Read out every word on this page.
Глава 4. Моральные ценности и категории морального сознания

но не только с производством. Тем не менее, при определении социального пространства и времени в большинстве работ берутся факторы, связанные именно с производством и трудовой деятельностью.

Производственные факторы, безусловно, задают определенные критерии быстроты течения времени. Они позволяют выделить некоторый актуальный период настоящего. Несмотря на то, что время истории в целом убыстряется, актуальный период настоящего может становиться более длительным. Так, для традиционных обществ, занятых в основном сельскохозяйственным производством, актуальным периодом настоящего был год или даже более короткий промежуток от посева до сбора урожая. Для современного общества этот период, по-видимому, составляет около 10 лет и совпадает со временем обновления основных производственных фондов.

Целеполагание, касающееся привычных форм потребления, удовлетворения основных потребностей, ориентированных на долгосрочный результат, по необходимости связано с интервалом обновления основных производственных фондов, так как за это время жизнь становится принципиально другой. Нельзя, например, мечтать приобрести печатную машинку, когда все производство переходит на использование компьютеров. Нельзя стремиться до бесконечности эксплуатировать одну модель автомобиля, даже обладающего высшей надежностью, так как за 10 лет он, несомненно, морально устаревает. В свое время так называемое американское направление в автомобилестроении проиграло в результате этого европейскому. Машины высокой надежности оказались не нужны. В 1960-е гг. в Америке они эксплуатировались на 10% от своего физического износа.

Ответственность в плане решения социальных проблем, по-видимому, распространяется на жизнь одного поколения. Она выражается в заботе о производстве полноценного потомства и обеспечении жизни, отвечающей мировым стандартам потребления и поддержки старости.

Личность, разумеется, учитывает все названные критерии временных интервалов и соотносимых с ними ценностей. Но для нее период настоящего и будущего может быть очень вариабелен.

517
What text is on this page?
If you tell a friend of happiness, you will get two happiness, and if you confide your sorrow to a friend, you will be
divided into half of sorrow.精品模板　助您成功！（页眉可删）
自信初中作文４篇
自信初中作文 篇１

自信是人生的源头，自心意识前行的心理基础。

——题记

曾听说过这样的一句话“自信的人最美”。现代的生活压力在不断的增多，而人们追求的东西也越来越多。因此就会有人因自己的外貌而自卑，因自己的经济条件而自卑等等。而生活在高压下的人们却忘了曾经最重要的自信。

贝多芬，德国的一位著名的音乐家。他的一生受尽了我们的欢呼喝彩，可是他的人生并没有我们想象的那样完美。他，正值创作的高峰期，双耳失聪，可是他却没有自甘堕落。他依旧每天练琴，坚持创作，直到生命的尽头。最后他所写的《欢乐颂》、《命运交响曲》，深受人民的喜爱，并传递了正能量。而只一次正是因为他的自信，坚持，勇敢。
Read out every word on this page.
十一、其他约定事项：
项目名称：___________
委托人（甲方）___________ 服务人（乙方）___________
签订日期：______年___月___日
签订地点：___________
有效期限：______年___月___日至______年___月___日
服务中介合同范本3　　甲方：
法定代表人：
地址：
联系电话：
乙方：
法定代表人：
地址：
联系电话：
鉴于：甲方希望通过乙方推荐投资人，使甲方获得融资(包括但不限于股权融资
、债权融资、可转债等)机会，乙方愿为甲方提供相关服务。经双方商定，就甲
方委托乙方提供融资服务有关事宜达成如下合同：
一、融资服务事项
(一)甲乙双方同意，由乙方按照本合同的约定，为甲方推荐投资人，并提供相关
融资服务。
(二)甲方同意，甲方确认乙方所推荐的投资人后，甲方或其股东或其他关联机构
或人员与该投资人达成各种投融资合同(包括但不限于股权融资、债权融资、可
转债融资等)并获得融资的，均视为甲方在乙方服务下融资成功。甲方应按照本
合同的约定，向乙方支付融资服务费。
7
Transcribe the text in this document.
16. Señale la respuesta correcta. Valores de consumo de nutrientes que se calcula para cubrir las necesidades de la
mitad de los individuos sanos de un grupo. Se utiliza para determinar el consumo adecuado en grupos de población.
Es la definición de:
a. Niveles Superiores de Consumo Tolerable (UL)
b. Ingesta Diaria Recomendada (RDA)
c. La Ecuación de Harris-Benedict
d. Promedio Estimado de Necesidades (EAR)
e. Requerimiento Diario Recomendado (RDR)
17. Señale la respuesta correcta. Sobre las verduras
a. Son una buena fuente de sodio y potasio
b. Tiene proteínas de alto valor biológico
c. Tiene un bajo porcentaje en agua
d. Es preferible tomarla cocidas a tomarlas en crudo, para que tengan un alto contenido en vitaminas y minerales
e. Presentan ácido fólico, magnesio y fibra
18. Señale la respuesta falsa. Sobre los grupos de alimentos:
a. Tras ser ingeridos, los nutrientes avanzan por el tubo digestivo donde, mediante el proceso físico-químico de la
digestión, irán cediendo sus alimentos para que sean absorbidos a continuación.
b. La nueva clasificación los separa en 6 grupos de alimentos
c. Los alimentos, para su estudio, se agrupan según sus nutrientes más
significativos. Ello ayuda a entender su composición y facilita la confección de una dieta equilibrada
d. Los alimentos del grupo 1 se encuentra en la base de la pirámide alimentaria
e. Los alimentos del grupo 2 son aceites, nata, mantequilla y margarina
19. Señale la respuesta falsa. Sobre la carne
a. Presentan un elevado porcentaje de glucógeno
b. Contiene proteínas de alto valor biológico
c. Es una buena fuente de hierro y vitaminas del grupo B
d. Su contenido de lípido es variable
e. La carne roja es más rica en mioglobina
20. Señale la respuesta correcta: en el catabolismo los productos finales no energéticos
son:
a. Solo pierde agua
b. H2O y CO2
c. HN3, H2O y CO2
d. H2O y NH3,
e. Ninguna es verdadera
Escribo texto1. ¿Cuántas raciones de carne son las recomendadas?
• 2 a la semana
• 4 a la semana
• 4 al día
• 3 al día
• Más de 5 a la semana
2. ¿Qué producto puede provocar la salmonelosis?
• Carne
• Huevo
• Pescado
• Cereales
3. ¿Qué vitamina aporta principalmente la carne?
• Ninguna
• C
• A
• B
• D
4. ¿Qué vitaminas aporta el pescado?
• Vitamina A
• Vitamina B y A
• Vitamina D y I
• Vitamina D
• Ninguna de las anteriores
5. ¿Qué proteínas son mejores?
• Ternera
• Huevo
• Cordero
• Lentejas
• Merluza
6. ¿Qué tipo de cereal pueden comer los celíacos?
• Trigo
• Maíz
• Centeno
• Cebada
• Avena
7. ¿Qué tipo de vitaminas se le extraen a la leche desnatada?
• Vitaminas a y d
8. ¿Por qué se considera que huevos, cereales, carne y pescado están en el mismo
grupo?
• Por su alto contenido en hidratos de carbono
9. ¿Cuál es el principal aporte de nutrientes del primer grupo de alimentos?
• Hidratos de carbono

§ **Exercise directions**
Copy every line exactly. Leave nothing out.

§ **Answer below**
Read out every word on this page.
Глава 4. Моральные ценности и категории морального сознания

но не только с производством. Тем не менее, при определении социального пространства и времени в большинстве работ берутся факторы, связанные именно с производством и трудовой деятельностью.

Производственные факторы, безусловно, задают определенные критерии быстроты течения времени. Они позволяют выделить некоторый актуальный период настоящего. Несмотря на то, что время истории в целом убыстряется, актуальный период настоящего может становиться более длительным. Так, для традиционных обществ, занятых в основном сельскохозяйственным производством, актуальным периодом настоящего был год или даже более короткий промежуток от посева до сбора урожая. Для современного общества этот период, по-видимому, составляет около 10 лет и совпадает со временем обновления основных производственных фондов.

Целеполагание, касающееся привычных форм потребления, удовлетворения основных потребностей, ориентированных на долгосрочный результат, по необходимости связано с интервалом обновления основных производственных фондов, так как за это время жизнь становится принципиально другой. Нельзя, например, мечтать приобрести печатную машинку, когда все производство переходит на использование компьютеров. Нельзя стремиться до бесконечности эксплуатировать одну модель автомобиля, даже обладающего высшей надежностью, так как за 10 лет он, несомненно, морально устаревает. В свое время так называемое американское направление в автомобилестроении проиграло в результате этого европейскому. Машины высокой надежности оказались не нужны. В 1960-е гг. в Америке они эксплуатировались на 10% от своего физического износа.

Ответственность в плане решения социальных проблем, по-видимому, распространяется на жизнь одного поколения. Она выражается в заботе о производстве полноценного потомства и обеспечении жизни, отвечающей мировым стандартам потребления и поддержки старости.

Личность, разумеется, учитывает все названные критерии временных интервалов и соотносимых с ними ценностей. Но для нее период настоящего и будущего может быть очень вариабелен.

517
What text is on this page?
If you tell a friend of happiness, you will get two happiness, and if you confide your sorrow to a friend, you will be
divided into half of sorrow.精品模板　助您成功！（页眉可删）
自信初中作文４篇
自信初中作文 篇１

自信是人生的源头，自心意识前行的心理基础。

——题记

曾听说过这样的一句话“自信的人最美”。现代的生活压力在不断的增多，而人们追求的东西也越来越多。因此就会有人因自己的外貌而自卑，因自己的经济条件而自卑等等。而生活在高压下的人们却忘了曾经最重要的自信。

贝多芬，德国的一位著名的音乐家。他的一生受尽了我们的欢呼喝彩，可是他的人生并没有我们想象的那样完美。他，正值创作的高峰期，双耳失聪，可是他却没有自甘堕落。他依旧每天练琴，坚持创作，直到生命的尽头。最后他所写的《欢乐颂》、《命运交响曲》，深受人民的喜爱，并传递了正能量。而只一次正是因为他的自信，坚持，勇敢。
Read out every word on this page.
十一、其他约定事项：
项目名称：___________
委托人（甲方）___________ 服务人（乙方）___________
签订日期：______年___月___日
签订地点：___________
有效期限：______年___月___日至______年___月___日
服务中介合同范本3　　甲方：
法定代表人：
地址：
联系电话：
乙方：
法定代表人：
地址：
联系电话：
鉴于：甲方希望通过乙方推荐投资人，使甲方获得融资(包括但不限于股权融资
、债权融资、可转债等)机会，乙方愿为甲方提供相关服务。经双方商定，就甲
方委托乙方提供融资服务有关事宜达成如下合同：
一、融资服务事项
(一)甲乙双方同意，由乙方按照本合同的约定，为甲方推荐投资人，并提供相关
融资服务。
(二)甲方同意，甲方确认乙方所推荐的投资人后，甲方或其股东或其他关联机构
或人员与该投资人达成各种投融资合同(包括但不限于股权融资、债权融资、可
转债融资等)并获得融资的，均视为甲方在乙方服务下融资成功。甲方应按照本
合同的约定，向乙方支付融资服务费。
7
Transcribe the text in this document.
16. Señale la respuesta correcta. Valores de consumo de nutrientes que se calcula para cubrir las necesidades de la
mitad de los individuos sanos de un grupo. Se utiliza para determinar el consumo adecuado en grupos de población.
Es la definición de:
a. Niveles Superiores de Consumo Tolerable (UL)
b. Ingesta Diaria Recomendada (RDA)
c. La Ecuación de Harris-Benedict
d. Promedio Estimado de Necesidades (EAR)
e. Requerimiento Diario Recomendado (RDR)
17. Señale la respuesta correcta. Sobre las verduras
a. Son una buena fuente de sodio y potasio
b. Tiene proteínas de alto valor biológico
c. Tiene un bajo porcentaje en agua
d. Es preferible tomarla cocidas a tomarlas en crudo, para que tengan un alto contenido en vitaminas y minerales
e. Presentan ácido fólico, magnesio y fibra
18. Señale la respuesta falsa. Sobre los grupos de alimentos:
a. Tras ser ingeridos, los nutrientes avanzan por el tubo digestivo donde, mediante el proceso físico-químico de la
digestión, irán cediendo sus alimentos para que sean absorbidos a continuación.
b. La nueva clasificación los separa en 6 grupos de alimentos
c. Los alimentos, para su estudio, se agrupan según sus nutrientes más
significativos. Ello ayuda a entender su composición y facilita la confección de una dieta equilibrada
d. Los alimentos del grupo 1 se encuentra en la base de la pirámide alimentaria
e. Los alimentos del grupo 2 son aceites, nata, mantequilla y margarina
19. Señale la respuesta falsa. Sobre la carne
a. Presentan un elevado porcentaje de glucógeno
b. Contiene proteínas de alto valor biológico
c. Es una buena fuente de hierro y vitaminas del grupo B
d. Su contenido de lípido es variable
e. La carne roja es más rica en mioglobina
20. Señale la respuesta correcta: en el catabolismo los productos finales no energéticos
son:
a. Solo pierde agua
b. H2O y CO2
c. HN3, H2O y CO2
d. H2O y NH3,
e. Ninguna es verdadera
Escribo texto1. ¿Cuántas raciones de carne son las recomendadas?
• 2 a la semana
• 4 a la semana
• 4 al día
• 3 al día
• Más de 5 a la semana
2. ¿Qué producto puede provocar la salmonelosis?
• Carne
• Huevo
• Pescado
• Cereales
3. ¿Qué vitamina aporta principalmente la carne?
• Ninguna
• C
• A
• B
• D
4. ¿Qué vitaminas aporta el pescado?
• Vitamina A
• Vitamina B y A
• Vitamina D y I
• Vitamina D
• Ninguna de las anteriores
5. ¿Qué proteínas son mejores?
• Ternera
• Huevo
• Cordero
• Lentejas
• Merluza
6. ¿Qué tipo de cereal pueden comer los celíacos?
• Trigo
• Maíz
• Centeno
• Cebada
• Avena
7. ¿Qué tipo de vitaminas se le extraen a la leche desnatada?
• Vitaminas a y d
8. ¿Por qué se considera que huevos, cereales, carne y pescado están en el mismo
grupo?
• Por su alto contenido en hidratos de carbono
9. ¿Cuál es el principal aporte de nutrientes del primer grupo de alimentos?
• Hidratos de carbono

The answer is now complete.